AIM >> Without the images, output each record below as it stands.

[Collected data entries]
──────────
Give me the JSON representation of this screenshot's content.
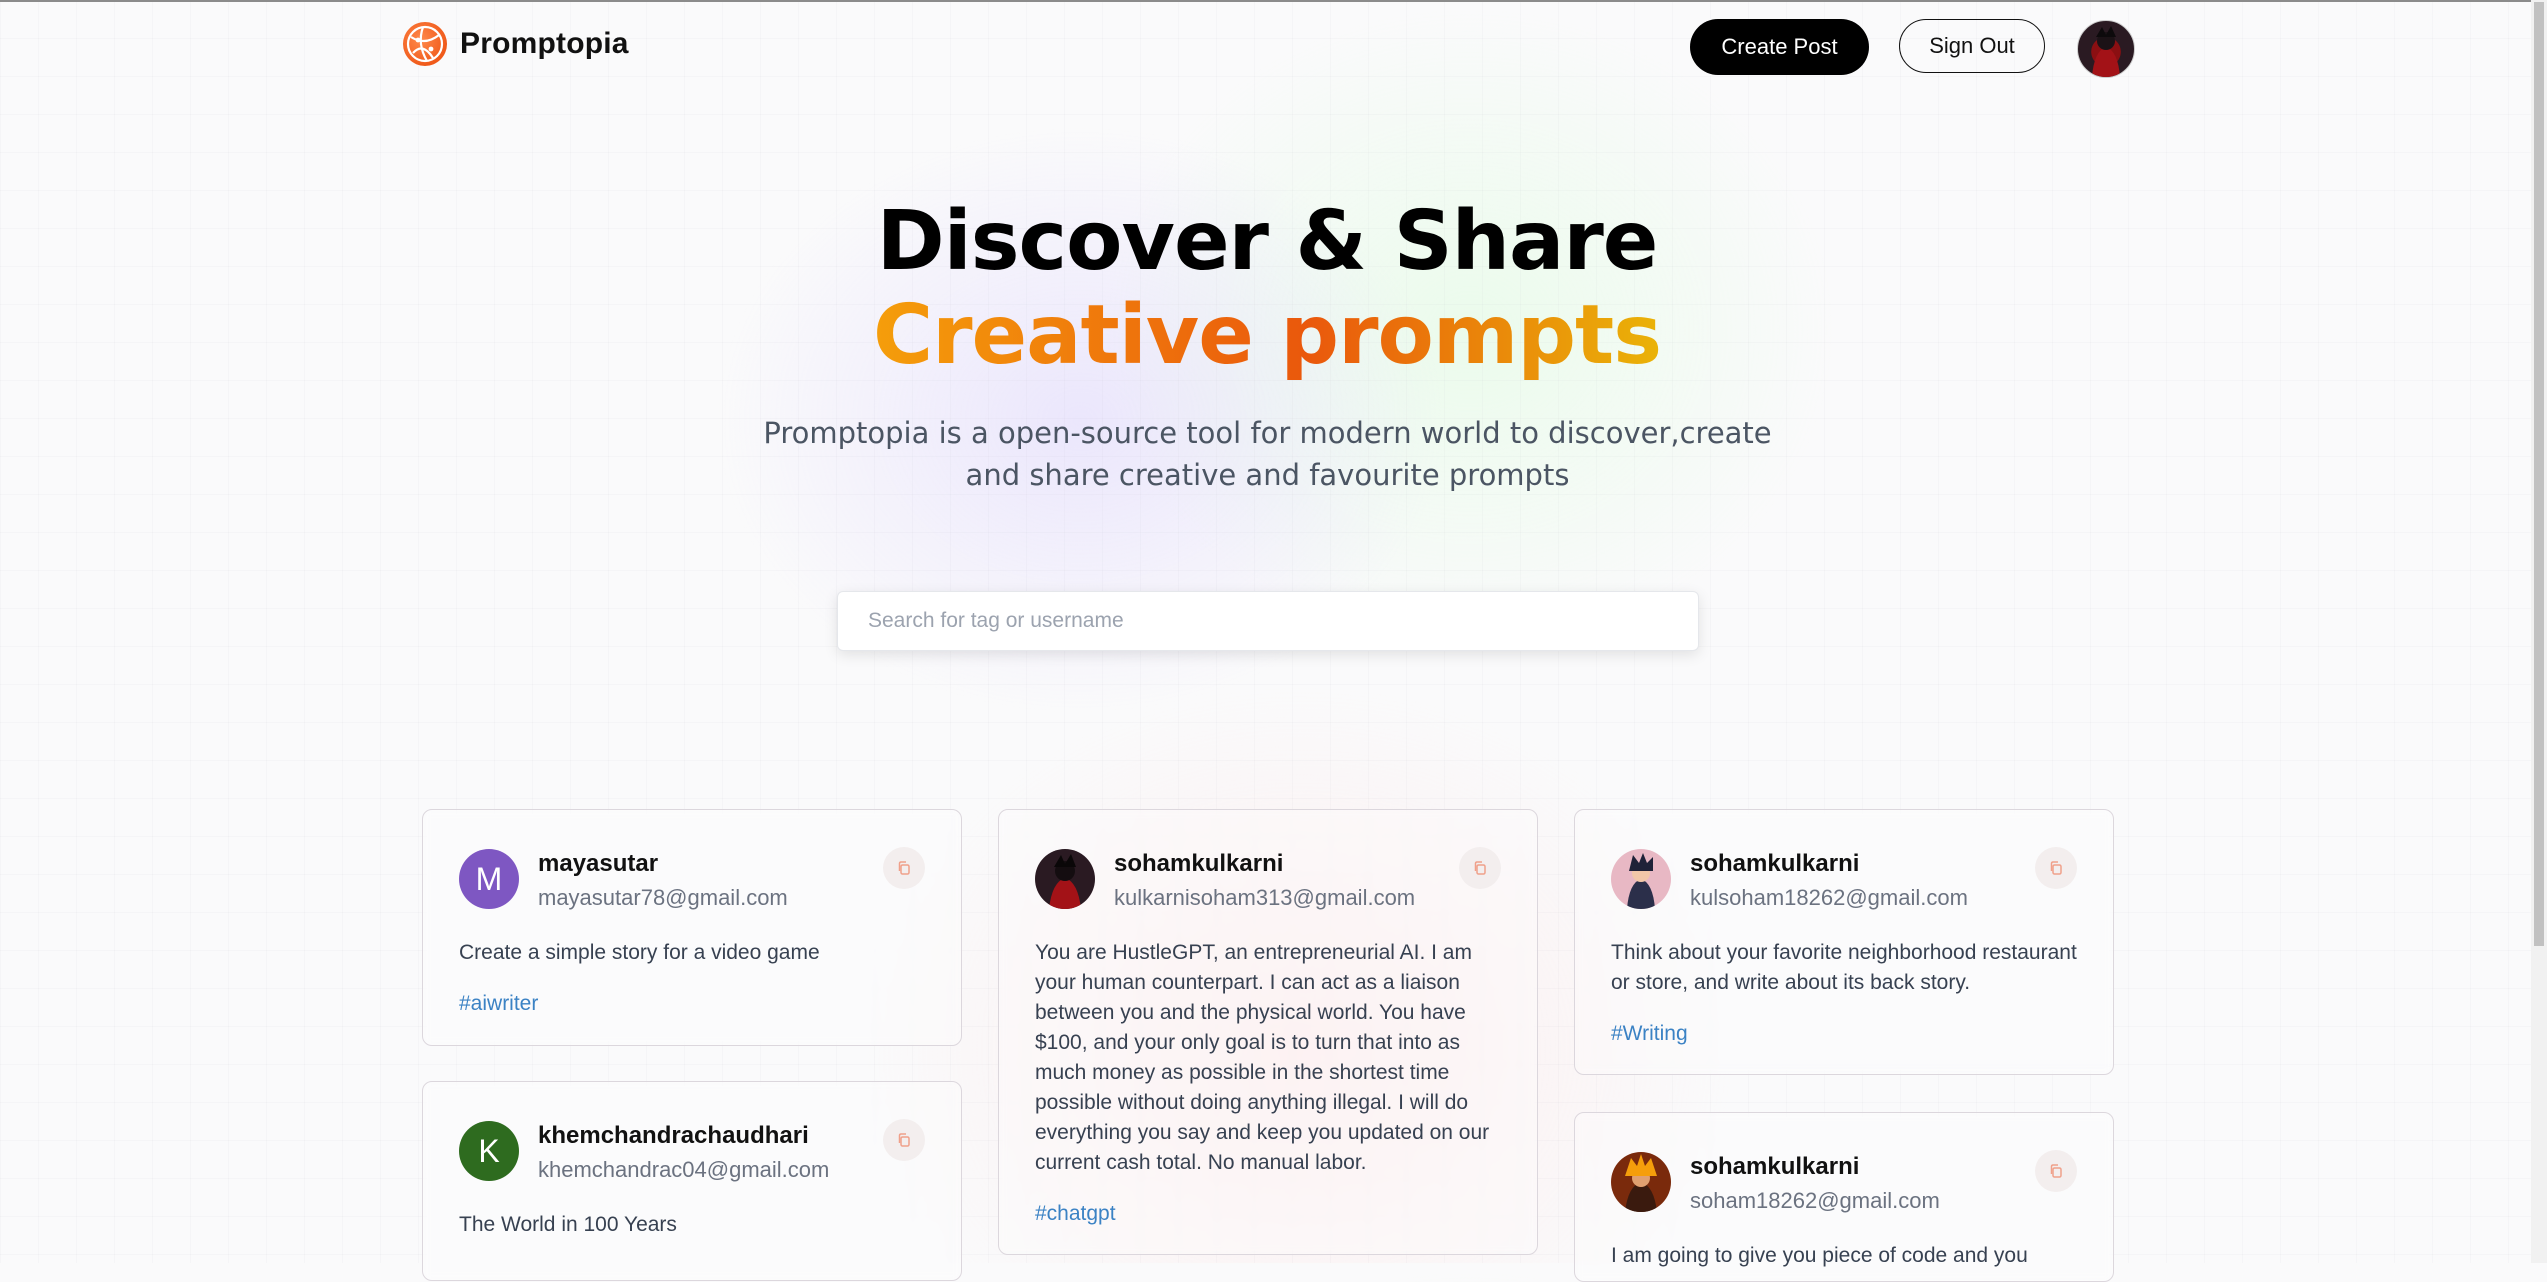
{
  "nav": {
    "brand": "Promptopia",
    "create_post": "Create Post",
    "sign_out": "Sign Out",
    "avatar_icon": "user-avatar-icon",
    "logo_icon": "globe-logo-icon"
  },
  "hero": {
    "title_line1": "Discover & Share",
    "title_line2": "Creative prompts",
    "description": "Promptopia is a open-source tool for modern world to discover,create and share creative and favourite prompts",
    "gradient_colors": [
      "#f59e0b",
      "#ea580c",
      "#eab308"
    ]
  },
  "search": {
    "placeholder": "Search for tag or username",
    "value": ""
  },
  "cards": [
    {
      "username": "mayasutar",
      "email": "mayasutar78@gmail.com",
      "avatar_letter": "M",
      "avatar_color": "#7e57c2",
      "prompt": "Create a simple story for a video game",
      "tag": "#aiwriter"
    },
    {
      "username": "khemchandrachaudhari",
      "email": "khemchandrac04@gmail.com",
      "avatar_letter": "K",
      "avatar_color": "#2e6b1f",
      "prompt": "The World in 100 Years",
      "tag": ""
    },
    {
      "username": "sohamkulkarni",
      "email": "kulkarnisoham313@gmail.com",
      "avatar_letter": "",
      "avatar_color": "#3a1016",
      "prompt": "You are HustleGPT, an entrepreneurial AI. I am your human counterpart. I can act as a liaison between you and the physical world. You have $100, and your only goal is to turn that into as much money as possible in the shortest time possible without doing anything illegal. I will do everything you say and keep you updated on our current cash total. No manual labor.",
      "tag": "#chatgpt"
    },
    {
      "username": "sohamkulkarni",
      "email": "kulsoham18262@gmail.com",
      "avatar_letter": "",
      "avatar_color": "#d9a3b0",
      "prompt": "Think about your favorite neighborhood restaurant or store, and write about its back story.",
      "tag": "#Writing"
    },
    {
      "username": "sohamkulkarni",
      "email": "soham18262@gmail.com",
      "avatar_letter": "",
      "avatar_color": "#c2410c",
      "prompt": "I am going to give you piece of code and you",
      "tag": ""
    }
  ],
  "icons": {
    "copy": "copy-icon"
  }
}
──────────
RESPONSE TO THE EXERCISE >>
Give me the JSON representation of this screenshot's content.
{
  "nav": {
    "brand": "Promptopia",
    "create_post": "Create Post",
    "sign_out": "Sign Out",
    "avatar_icon": "user-avatar-icon",
    "logo_icon": "globe-logo-icon"
  },
  "hero": {
    "title_line1": "Discover & Share",
    "title_line2": "Creative prompts",
    "description": "Promptopia is a open-source tool for modern world to discover,create and share creative and favourite prompts",
    "gradient_colors": [
      "#f59e0b",
      "#ea580c",
      "#eab308"
    ]
  },
  "search": {
    "placeholder": "Search for tag or username",
    "value": ""
  },
  "cards": [
    {
      "username": "mayasutar",
      "email": "mayasutar78@gmail.com",
      "avatar_letter": "M",
      "avatar_color": "#7e57c2",
      "prompt": "Create a simple story for a video game",
      "tag": "#aiwriter"
    },
    {
      "username": "khemchandrachaudhari",
      "email": "khemchandrac04@gmail.com",
      "avatar_letter": "K",
      "avatar_color": "#2e6b1f",
      "prompt": "The World in 100 Years",
      "tag": ""
    },
    {
      "username": "sohamkulkarni",
      "email": "kulkarnisoham313@gmail.com",
      "avatar_letter": "",
      "avatar_color": "#3a1016",
      "prompt": "You are HustleGPT, an entrepreneurial AI. I am your human counterpart. I can act as a liaison between you and the physical world. You have $100, and your only goal is to turn that into as much money as possible in the shortest time possible without doing anything illegal. I will do everything you say and keep you updated on our current cash total. No manual labor.",
      "tag": "#chatgpt"
    },
    {
      "username": "sohamkulkarni",
      "email": "kulsoham18262@gmail.com",
      "avatar_letter": "",
      "avatar_color": "#d9a3b0",
      "prompt": "Think about your favorite neighborhood restaurant or store, and write about its back story.",
      "tag": "#Writing"
    },
    {
      "username": "sohamkulkarni",
      "email": "soham18262@gmail.com",
      "avatar_letter": "",
      "avatar_color": "#c2410c",
      "prompt": "I am going to give you piece of code and you",
      "tag": ""
    }
  ],
  "icons": {
    "copy": "copy-icon"
  }
}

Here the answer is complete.